Direction: What you return should match every record exactly, with the images removed.

━━━━━ Material provided ━━━━━

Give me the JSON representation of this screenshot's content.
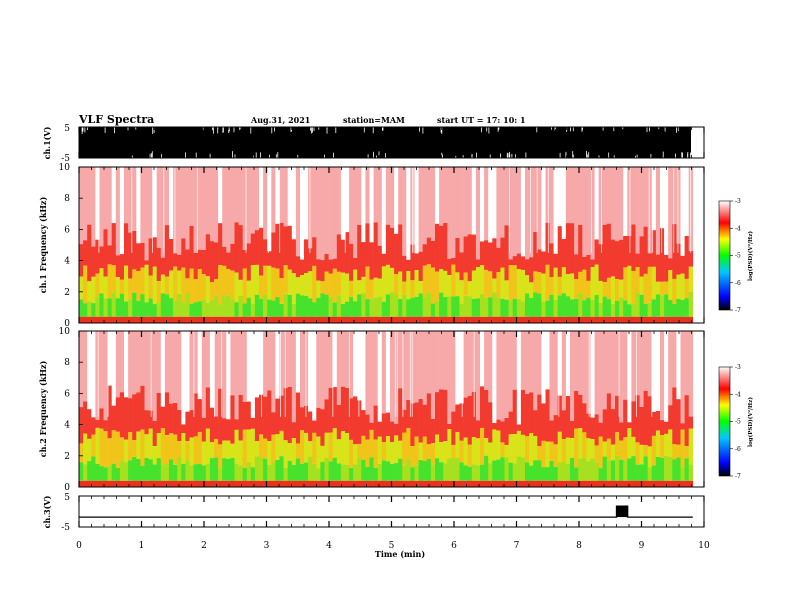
{
  "header": {
    "title": "VLF Spectra",
    "date": "Aug.31, 2021",
    "station": "station=MAM",
    "start_ut": "start UT =   17: 10: 1"
  },
  "chart_data": [
    {
      "type": "line",
      "panel": "ch1-waveform",
      "ylabel": "ch.1(V)",
      "yticks": [
        "5",
        "-5"
      ],
      "ylim": [
        -5,
        5
      ],
      "xlim": [
        0,
        10
      ],
      "xunit": "min",
      "description_values": {
        "data_end_x": 9.82
      }
    },
    {
      "type": "heatmap",
      "panel": "ch1-spectrogram",
      "ylabel": "ch.1 Frequency (kHz)",
      "yticks": [
        "0",
        "2",
        "4",
        "6",
        "8",
        "10"
      ],
      "ylim": [
        0,
        10
      ],
      "xlim": [
        0,
        10
      ],
      "colorbar": {
        "label": "log(PSD)(V²/Hz)",
        "ticks": [
          "-3",
          "-4",
          "-5",
          "-6",
          "-7"
        ],
        "range": [
          -7,
          -3
        ]
      }
    },
    {
      "type": "heatmap",
      "panel": "ch2-spectrogram",
      "ylabel": "ch.2 Frequency (kHz)",
      "yticks": [
        "0",
        "2",
        "4",
        "6",
        "8",
        "10"
      ],
      "ylim": [
        0,
        10
      ],
      "xlim": [
        0,
        10
      ],
      "colorbar": {
        "label": "log(PSD)(V²/Hz)",
        "ticks": [
          "-3",
          "-4",
          "-5",
          "-6",
          "-7"
        ],
        "range": [
          -7,
          -3
        ]
      }
    },
    {
      "type": "line",
      "panel": "ch3-waveform",
      "ylabel": "ch.3(V)",
      "yticks": [
        "5",
        "-5"
      ],
      "ylim": [
        -5,
        5
      ],
      "xlim": [
        0,
        10
      ],
      "series": [
        {
          "x": [
            0,
            8.6,
            8.6,
            8.78,
            8.78,
            9.82
          ],
          "y": [
            -1.8,
            -1.8,
            1.7,
            1.7,
            -1.8,
            -1.8
          ]
        }
      ],
      "xlabel": "Time (min)",
      "xticks": [
        "0",
        "1",
        "2",
        "3",
        "4",
        "5",
        "6",
        "7",
        "8",
        "9",
        "10"
      ]
    }
  ],
  "colors": {
    "axis": "#000000",
    "psd_high": "#ff0000",
    "psd_mid": "#ffff00",
    "psd_low_mid": "#00ff00",
    "psd_low": "#0000ff"
  }
}
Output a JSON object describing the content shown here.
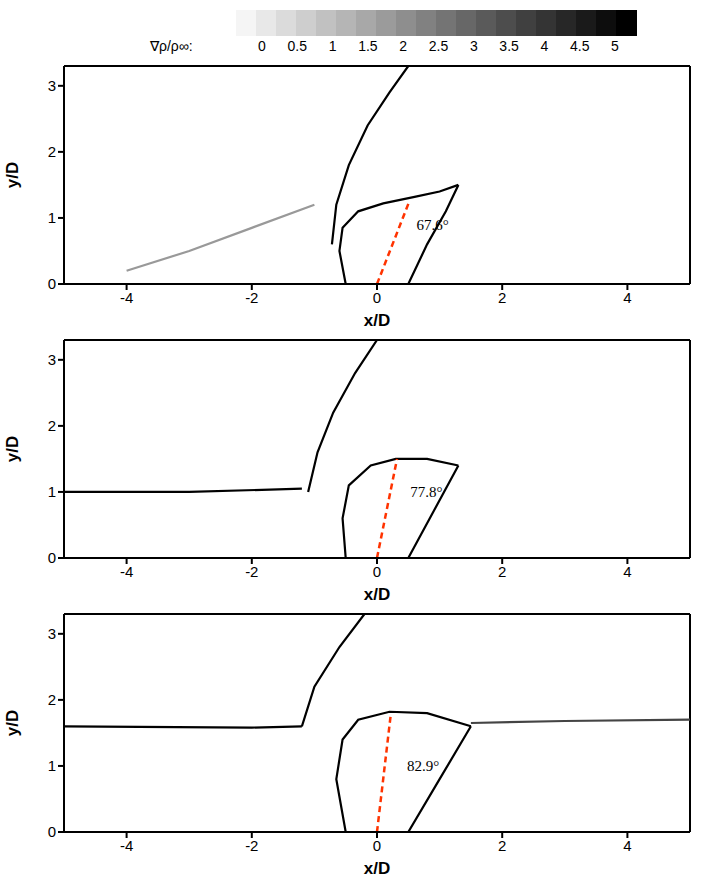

━━━━━

Solution to this task:
Give me the JSON representation of this screenshot's content.
{
  "header": {
    "title": "VLF Spectra",
    "date": "Aug.31, 2021",
    "station": "station=MAM",
    "start_ut": "start UT =   17: 10: 1"
  },
  "chart_data": [
    {
      "type": "line",
      "panel": "ch1-waveform",
      "ylabel": "ch.1(V)",
      "yticks": [
        "5",
        "-5"
      ],
      "ylim": [
        -5,
        5
      ],
      "xlim": [
        0,
        10
      ],
      "xunit": "min",
      "description_values": {
        "data_end_x": 9.82
      }
    },
    {
      "type": "heatmap",
      "panel": "ch1-spectrogram",
      "ylabel": "ch.1 Frequency (kHz)",
      "yticks": [
        "0",
        "2",
        "4",
        "6",
        "8",
        "10"
      ],
      "ylim": [
        0,
        10
      ],
      "xlim": [
        0,
        10
      ],
      "colorbar": {
        "label": "log(PSD)(V²/Hz)",
        "ticks": [
          "-3",
          "-4",
          "-5",
          "-6",
          "-7"
        ],
        "range": [
          -7,
          -3
        ]
      }
    },
    {
      "type": "heatmap",
      "panel": "ch2-spectrogram",
      "ylabel": "ch.2 Frequency (kHz)",
      "yticks": [
        "0",
        "2",
        "4",
        "6",
        "8",
        "10"
      ],
      "ylim": [
        0,
        10
      ],
      "xlim": [
        0,
        10
      ],
      "colorbar": {
        "label": "log(PSD)(V²/Hz)",
        "ticks": [
          "-3",
          "-4",
          "-5",
          "-6",
          "-7"
        ],
        "range": [
          -7,
          -3
        ]
      }
    },
    {
      "type": "line",
      "panel": "ch3-waveform",
      "ylabel": "ch.3(V)",
      "yticks": [
        "5",
        "-5"
      ],
      "ylim": [
        -5,
        5
      ],
      "xlim": [
        0,
        10
      ],
      "series": [
        {
          "x": [
            0,
            8.6,
            8.6,
            8.78,
            8.78,
            9.82
          ],
          "y": [
            -1.8,
            -1.8,
            1.7,
            1.7,
            -1.8,
            -1.8
          ]
        }
      ],
      "xlabel": "Time (min)",
      "xticks": [
        "0",
        "1",
        "2",
        "3",
        "4",
        "5",
        "6",
        "7",
        "8",
        "9",
        "10"
      ]
    }
  ],
  "colors": {
    "axis": "#000000",
    "psd_high": "#ff0000",
    "psd_mid": "#ffff00",
    "psd_low_mid": "#00ff00",
    "psd_low": "#0000ff"
  }
}
Output a JSON object describing the content shown here.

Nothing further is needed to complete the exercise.